◆ **RECORD EXCERPTS**
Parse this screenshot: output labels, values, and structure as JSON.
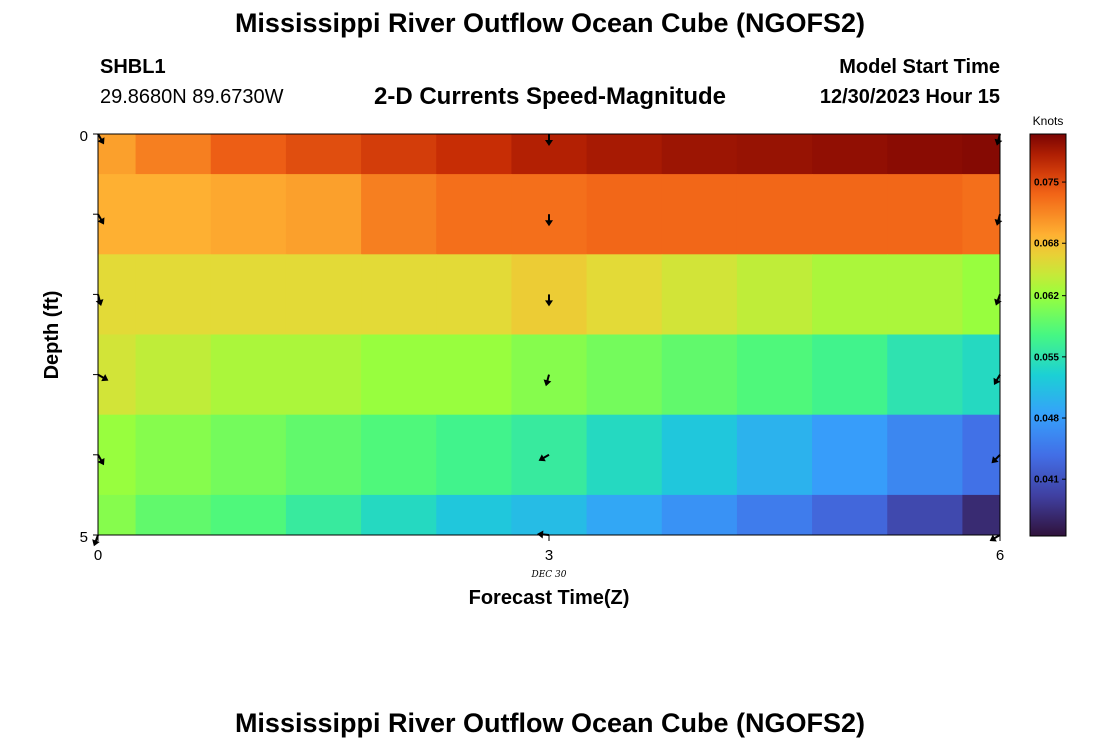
{
  "page": {
    "title": "Mississippi River Outflow Ocean Cube (NGOFS2)",
    "title_repeat": "Mississippi River Outflow Ocean Cube (NGOFS2)",
    "station_name": "SHBL1",
    "station_coords": "29.8680N  89.6730W",
    "subtitle": "2-D Currents Speed-Magnitude",
    "model_start_label": "Model Start Time",
    "model_start_value": "12/30/2023 Hour 15"
  },
  "chart_data": {
    "type": "heatmap",
    "title": "2-D Currents Speed-Magnitude",
    "xlabel": "Forecast Time(Z)",
    "ylabel": "Depth (ft)",
    "x_ticks": [
      "0",
      "3",
      "6"
    ],
    "y_ticks": [
      "0",
      "5"
    ],
    "date_annotation": "DEC  30",
    "colorbar_label": "Knots",
    "colorbar_ticks": [
      "0.075",
      "0.068",
      "0.062",
      "0.055",
      "0.048",
      "0.041"
    ],
    "colorbar_tick_values": [
      0.075,
      0.068,
      0.062,
      0.055,
      0.048,
      0.041
    ],
    "colorbar_range": [
      0.0345,
      0.0805
    ],
    "xlim": [
      0,
      6
    ],
    "ylim": [
      0,
      5
    ],
    "x_centers": [
      0,
      0.5,
      1,
      1.5,
      2,
      2.5,
      3,
      3.5,
      4,
      4.5,
      5,
      5.5,
      6
    ],
    "y_centers": [
      0,
      1,
      2,
      3,
      4,
      5
    ],
    "values": [
      [
        0.07,
        0.072,
        0.074,
        0.075,
        0.076,
        0.077,
        0.078,
        0.0785,
        0.079,
        0.0792,
        0.0795,
        0.0798,
        0.08
      ],
      [
        0.069,
        0.069,
        0.0695,
        0.07,
        0.072,
        0.073,
        0.073,
        0.0735,
        0.0735,
        0.0735,
        0.0735,
        0.0735,
        0.073
      ],
      [
        0.066,
        0.066,
        0.066,
        0.066,
        0.066,
        0.066,
        0.067,
        0.066,
        0.065,
        0.064,
        0.063,
        0.063,
        0.062
      ],
      [
        0.065,
        0.064,
        0.063,
        0.063,
        0.062,
        0.062,
        0.061,
        0.06,
        0.059,
        0.058,
        0.057,
        0.055,
        0.054
      ],
      [
        0.062,
        0.061,
        0.06,
        0.059,
        0.058,
        0.057,
        0.056,
        0.054,
        0.052,
        0.05,
        0.048,
        0.046,
        0.044
      ],
      [
        0.061,
        0.059,
        0.058,
        0.056,
        0.054,
        0.052,
        0.051,
        0.049,
        0.047,
        0.045,
        0.043,
        0.04,
        0.037
      ]
    ],
    "vectors": [
      {
        "x": 0,
        "y": 0,
        "angle": 150
      },
      {
        "x": 3,
        "y": 0,
        "angle": 180
      },
      {
        "x": 6,
        "y": 0,
        "angle": 195
      },
      {
        "x": 0,
        "y": 1,
        "angle": 150
      },
      {
        "x": 3,
        "y": 1,
        "angle": 180
      },
      {
        "x": 6,
        "y": 1,
        "angle": 195
      },
      {
        "x": 0,
        "y": 2,
        "angle": 165
      },
      {
        "x": 3,
        "y": 2,
        "angle": 180
      },
      {
        "x": 6,
        "y": 2,
        "angle": 200
      },
      {
        "x": 0,
        "y": 3,
        "angle": 120
      },
      {
        "x": 3,
        "y": 3,
        "angle": 195
      },
      {
        "x": 6,
        "y": 3,
        "angle": 210
      },
      {
        "x": 0,
        "y": 4,
        "angle": 150
      },
      {
        "x": 3,
        "y": 4,
        "angle": 240
      },
      {
        "x": 6,
        "y": 4,
        "angle": 225
      },
      {
        "x": 0,
        "y": 5,
        "angle": 200
      },
      {
        "x": 3,
        "y": 5,
        "angle": 275
      },
      {
        "x": 6,
        "y": 5,
        "angle": 240
      }
    ]
  }
}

◆ **WORK TO COMPLETE**
Transcribe the complete set of entries verbatim. No pictures belong in the copy.

◆ **CORRECT OUTPUT**
Parse this screenshot: output labels, values, and structure as JSON.
{
  "page": {
    "title": "Mississippi River Outflow Ocean Cube (NGOFS2)",
    "title_repeat": "Mississippi River Outflow Ocean Cube (NGOFS2)",
    "station_name": "SHBL1",
    "station_coords": "29.8680N  89.6730W",
    "subtitle": "2-D Currents Speed-Magnitude",
    "model_start_label": "Model Start Time",
    "model_start_value": "12/30/2023 Hour 15"
  },
  "chart_data": {
    "type": "heatmap",
    "title": "2-D Currents Speed-Magnitude",
    "xlabel": "Forecast Time(Z)",
    "ylabel": "Depth (ft)",
    "x_ticks": [
      "0",
      "3",
      "6"
    ],
    "y_ticks": [
      "0",
      "5"
    ],
    "date_annotation": "DEC  30",
    "colorbar_label": "Knots",
    "colorbar_ticks": [
      "0.075",
      "0.068",
      "0.062",
      "0.055",
      "0.048",
      "0.041"
    ],
    "colorbar_tick_values": [
      0.075,
      0.068,
      0.062,
      0.055,
      0.048,
      0.041
    ],
    "colorbar_range": [
      0.0345,
      0.0805
    ],
    "xlim": [
      0,
      6
    ],
    "ylim": [
      0,
      5
    ],
    "x_centers": [
      0,
      0.5,
      1,
      1.5,
      2,
      2.5,
      3,
      3.5,
      4,
      4.5,
      5,
      5.5,
      6
    ],
    "y_centers": [
      0,
      1,
      2,
      3,
      4,
      5
    ],
    "values": [
      [
        0.07,
        0.072,
        0.074,
        0.075,
        0.076,
        0.077,
        0.078,
        0.0785,
        0.079,
        0.0792,
        0.0795,
        0.0798,
        0.08
      ],
      [
        0.069,
        0.069,
        0.0695,
        0.07,
        0.072,
        0.073,
        0.073,
        0.0735,
        0.0735,
        0.0735,
        0.0735,
        0.0735,
        0.073
      ],
      [
        0.066,
        0.066,
        0.066,
        0.066,
        0.066,
        0.066,
        0.067,
        0.066,
        0.065,
        0.064,
        0.063,
        0.063,
        0.062
      ],
      [
        0.065,
        0.064,
        0.063,
        0.063,
        0.062,
        0.062,
        0.061,
        0.06,
        0.059,
        0.058,
        0.057,
        0.055,
        0.054
      ],
      [
        0.062,
        0.061,
        0.06,
        0.059,
        0.058,
        0.057,
        0.056,
        0.054,
        0.052,
        0.05,
        0.048,
        0.046,
        0.044
      ],
      [
        0.061,
        0.059,
        0.058,
        0.056,
        0.054,
        0.052,
        0.051,
        0.049,
        0.047,
        0.045,
        0.043,
        0.04,
        0.037
      ]
    ],
    "vectors": [
      {
        "x": 0,
        "y": 0,
        "angle": 150
      },
      {
        "x": 3,
        "y": 0,
        "angle": 180
      },
      {
        "x": 6,
        "y": 0,
        "angle": 195
      },
      {
        "x": 0,
        "y": 1,
        "angle": 150
      },
      {
        "x": 3,
        "y": 1,
        "angle": 180
      },
      {
        "x": 6,
        "y": 1,
        "angle": 195
      },
      {
        "x": 0,
        "y": 2,
        "angle": 165
      },
      {
        "x": 3,
        "y": 2,
        "angle": 180
      },
      {
        "x": 6,
        "y": 2,
        "angle": 200
      },
      {
        "x": 0,
        "y": 3,
        "angle": 120
      },
      {
        "x": 3,
        "y": 3,
        "angle": 195
      },
      {
        "x": 6,
        "y": 3,
        "angle": 210
      },
      {
        "x": 0,
        "y": 4,
        "angle": 150
      },
      {
        "x": 3,
        "y": 4,
        "angle": 240
      },
      {
        "x": 6,
        "y": 4,
        "angle": 225
      },
      {
        "x": 0,
        "y": 5,
        "angle": 200
      },
      {
        "x": 3,
        "y": 5,
        "angle": 275
      },
      {
        "x": 6,
        "y": 5,
        "angle": 240
      }
    ]
  }
}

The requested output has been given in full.